▶ [What you have to do]: Restate all of the data exactly.

▶ [Given records]:
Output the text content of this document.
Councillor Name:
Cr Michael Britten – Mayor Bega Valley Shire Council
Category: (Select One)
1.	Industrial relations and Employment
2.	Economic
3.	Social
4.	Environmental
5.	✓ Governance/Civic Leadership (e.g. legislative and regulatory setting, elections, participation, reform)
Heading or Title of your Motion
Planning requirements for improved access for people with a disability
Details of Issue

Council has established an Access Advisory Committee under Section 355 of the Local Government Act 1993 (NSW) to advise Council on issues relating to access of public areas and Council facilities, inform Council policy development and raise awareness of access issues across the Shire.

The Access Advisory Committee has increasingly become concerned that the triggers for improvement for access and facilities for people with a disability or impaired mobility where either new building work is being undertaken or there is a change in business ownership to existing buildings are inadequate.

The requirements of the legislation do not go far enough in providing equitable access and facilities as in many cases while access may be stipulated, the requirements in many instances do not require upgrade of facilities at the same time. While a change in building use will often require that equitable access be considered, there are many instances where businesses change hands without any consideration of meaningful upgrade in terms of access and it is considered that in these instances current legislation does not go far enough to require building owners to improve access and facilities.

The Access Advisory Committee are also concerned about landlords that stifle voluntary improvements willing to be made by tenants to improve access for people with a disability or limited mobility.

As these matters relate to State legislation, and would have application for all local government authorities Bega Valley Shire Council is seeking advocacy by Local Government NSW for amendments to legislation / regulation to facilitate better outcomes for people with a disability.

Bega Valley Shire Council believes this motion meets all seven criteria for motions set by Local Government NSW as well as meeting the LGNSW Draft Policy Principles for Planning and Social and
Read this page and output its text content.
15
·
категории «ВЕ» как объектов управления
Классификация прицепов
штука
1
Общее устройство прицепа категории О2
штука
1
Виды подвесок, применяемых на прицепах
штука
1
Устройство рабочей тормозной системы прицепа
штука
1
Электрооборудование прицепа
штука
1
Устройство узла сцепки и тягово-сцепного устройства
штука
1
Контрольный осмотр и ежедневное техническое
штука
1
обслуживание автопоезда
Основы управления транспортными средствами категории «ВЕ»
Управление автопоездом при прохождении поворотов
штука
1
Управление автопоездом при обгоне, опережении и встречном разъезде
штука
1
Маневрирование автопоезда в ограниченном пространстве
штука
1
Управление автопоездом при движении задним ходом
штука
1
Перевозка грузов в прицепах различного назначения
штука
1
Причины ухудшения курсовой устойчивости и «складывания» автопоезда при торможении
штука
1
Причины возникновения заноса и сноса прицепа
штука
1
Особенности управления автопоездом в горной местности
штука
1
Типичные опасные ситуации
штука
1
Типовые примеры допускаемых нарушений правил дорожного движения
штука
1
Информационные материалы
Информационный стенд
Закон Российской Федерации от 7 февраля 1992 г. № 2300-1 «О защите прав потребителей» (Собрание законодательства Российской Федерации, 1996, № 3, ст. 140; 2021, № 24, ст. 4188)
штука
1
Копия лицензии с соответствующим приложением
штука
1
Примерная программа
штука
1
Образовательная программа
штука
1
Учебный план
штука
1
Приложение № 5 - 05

▶ [Full answer]:
Output the text content of this document.
Councillor Name:
Cr Michael Britten – Mayor Bega Valley Shire Council
Category: (Select One)
1.	Industrial relations and Employment
2.	Economic
3.	Social
4.	Environmental
5.	✓ Governance/Civic Leadership (e.g. legislative and regulatory setting, elections, participation, reform)
Heading or Title of your Motion
Planning requirements for improved access for people with a disability
Details of Issue

Council has established an Access Advisory Committee under Section 355 of the Local Government Act 1993 (NSW) to advise Council on issues relating to access of public areas and Council facilities, inform Council policy development and raise awareness of access issues across the Shire.

The Access Advisory Committee has increasingly become concerned that the triggers for improvement for access and facilities for people with a disability or impaired mobility where either new building work is being undertaken or there is a change in business ownership to existing buildings are inadequate.

The requirements of the legislation do not go far enough in providing equitable access and facilities as in many cases while access may be stipulated, the requirements in many instances do not require upgrade of facilities at the same time. While a change in building use will often require that equitable access be considered, there are many instances where businesses change hands without any consideration of meaningful upgrade in terms of access and it is considered that in these instances current legislation does not go far enough to require building owners to improve access and facilities.

The Access Advisory Committee are also concerned about landlords that stifle voluntary improvements willing to be made by tenants to improve access for people with a disability or limited mobility.

As these matters relate to State legislation, and would have application for all local government authorities Bega Valley Shire Council is seeking advocacy by Local Government NSW for amendments to legislation / regulation to facilitate better outcomes for people with a disability.

Bega Valley Shire Council believes this motion meets all seven criteria for motions set by Local Government NSW as well as meeting the LGNSW Draft Policy Principles for Planning and Social and
Read this page and output its text content.
15
·
категории «ВЕ» как объектов управления
Классификация прицепов
штука
1
Общее устройство прицепа категории О2
штука
1
Виды подвесок, применяемых на прицепах
штука
1
Устройство рабочей тормозной системы прицепа
штука
1
Электрооборудование прицепа
штука
1
Устройство узла сцепки и тягово-сцепного устройства
штука
1
Контрольный осмотр и ежедневное техническое
штука
1
обслуживание автопоезда
Основы управления транспортными средствами категории «ВЕ»
Управление автопоездом при прохождении поворотов
штука
1
Управление автопоездом при обгоне, опережении и встречном разъезде
штука
1
Маневрирование автопоезда в ограниченном пространстве
штука
1
Управление автопоездом при движении задним ходом
штука
1
Перевозка грузов в прицепах различного назначения
штука
1
Причины ухудшения курсовой устойчивости и «складывания» автопоезда при торможении
штука
1
Причины возникновения заноса и сноса прицепа
штука
1
Особенности управления автопоездом в горной местности
штука
1
Типичные опасные ситуации
штука
1
Типовые примеры допускаемых нарушений правил дорожного движения
штука
1
Информационные материалы
Информационный стенд
Закон Российской Федерации от 7 февраля 1992 г. № 2300-1 «О защите прав потребителей» (Собрание законодательства Российской Федерации, 1996, № 3, ст. 140; 2021, № 24, ст. 4188)
штука
1
Копия лицензии с соответствующим приложением
штука
1
Примерная программа
штука
1
Образовательная программа
штука
1
Учебный план
штука
1
Приложение № 5 - 05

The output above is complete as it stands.